Write the data out again, exactly as given.
______________________________
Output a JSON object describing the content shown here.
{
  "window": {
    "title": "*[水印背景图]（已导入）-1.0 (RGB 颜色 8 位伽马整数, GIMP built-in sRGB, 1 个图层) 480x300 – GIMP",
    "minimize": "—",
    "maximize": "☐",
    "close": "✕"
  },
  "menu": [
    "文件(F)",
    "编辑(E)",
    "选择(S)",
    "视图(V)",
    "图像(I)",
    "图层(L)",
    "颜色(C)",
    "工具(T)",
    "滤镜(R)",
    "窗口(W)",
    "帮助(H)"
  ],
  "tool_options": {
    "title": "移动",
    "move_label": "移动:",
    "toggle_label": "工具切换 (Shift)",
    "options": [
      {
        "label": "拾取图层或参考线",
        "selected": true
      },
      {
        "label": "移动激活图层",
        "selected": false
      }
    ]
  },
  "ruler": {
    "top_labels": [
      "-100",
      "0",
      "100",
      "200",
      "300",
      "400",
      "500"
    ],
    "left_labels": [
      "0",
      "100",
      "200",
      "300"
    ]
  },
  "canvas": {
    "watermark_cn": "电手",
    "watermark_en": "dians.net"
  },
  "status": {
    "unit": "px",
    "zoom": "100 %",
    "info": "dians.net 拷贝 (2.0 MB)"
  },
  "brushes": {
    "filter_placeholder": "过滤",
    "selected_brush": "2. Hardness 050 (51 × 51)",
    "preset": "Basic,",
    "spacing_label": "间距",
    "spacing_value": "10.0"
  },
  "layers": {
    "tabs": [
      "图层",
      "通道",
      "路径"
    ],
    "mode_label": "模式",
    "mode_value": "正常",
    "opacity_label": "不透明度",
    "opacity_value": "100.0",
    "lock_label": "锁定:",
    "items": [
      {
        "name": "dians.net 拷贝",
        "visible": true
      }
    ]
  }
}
______________________________
* **Exercise answer**
Output a JSON object describing the content shown here.
{
  "window": {
    "title": "*[水印背景图]（已导入）-1.0 (RGB 颜色 8 位伽马整数, GIMP built-in sRGB, 1 个图层) 480x300 – GIMP",
    "minimize": "—",
    "maximize": "☐",
    "close": "✕"
  },
  "menu": [
    "文件(F)",
    "编辑(E)",
    "选择(S)",
    "视图(V)",
    "图像(I)",
    "图层(L)",
    "颜色(C)",
    "工具(T)",
    "滤镜(R)",
    "窗口(W)",
    "帮助(H)"
  ],
  "tool_options": {
    "title": "移动",
    "move_label": "移动:",
    "toggle_label": "工具切换 (Shift)",
    "options": [
      {
        "label": "拾取图层或参考线",
        "selected": true
      },
      {
        "label": "移动激活图层",
        "selected": false
      }
    ]
  },
  "ruler": {
    "top_labels": [
      "-100",
      "0",
      "100",
      "200",
      "300",
      "400",
      "500"
    ],
    "left_labels": [
      "0",
      "100",
      "200",
      "300"
    ]
  },
  "canvas": {
    "watermark_cn": "电手",
    "watermark_en": "dians.net"
  },
  "status": {
    "unit": "px",
    "zoom": "100 %",
    "info": "dians.net 拷贝 (2.0 MB)"
  },
  "brushes": {
    "filter_placeholder": "过滤",
    "selected_brush": "2. Hardness 050 (51 × 51)",
    "preset": "Basic,",
    "spacing_label": "间距",
    "spacing_value": "10.0"
  },
  "layers": {
    "tabs": [
      "图层",
      "通道",
      "路径"
    ],
    "mode_label": "模式",
    "mode_value": "正常",
    "opacity_label": "不透明度",
    "opacity_value": "100.0",
    "lock_label": "锁定:",
    "items": [
      {
        "name": "dians.net 拷贝",
        "visible": true
      }
    ]
  }
}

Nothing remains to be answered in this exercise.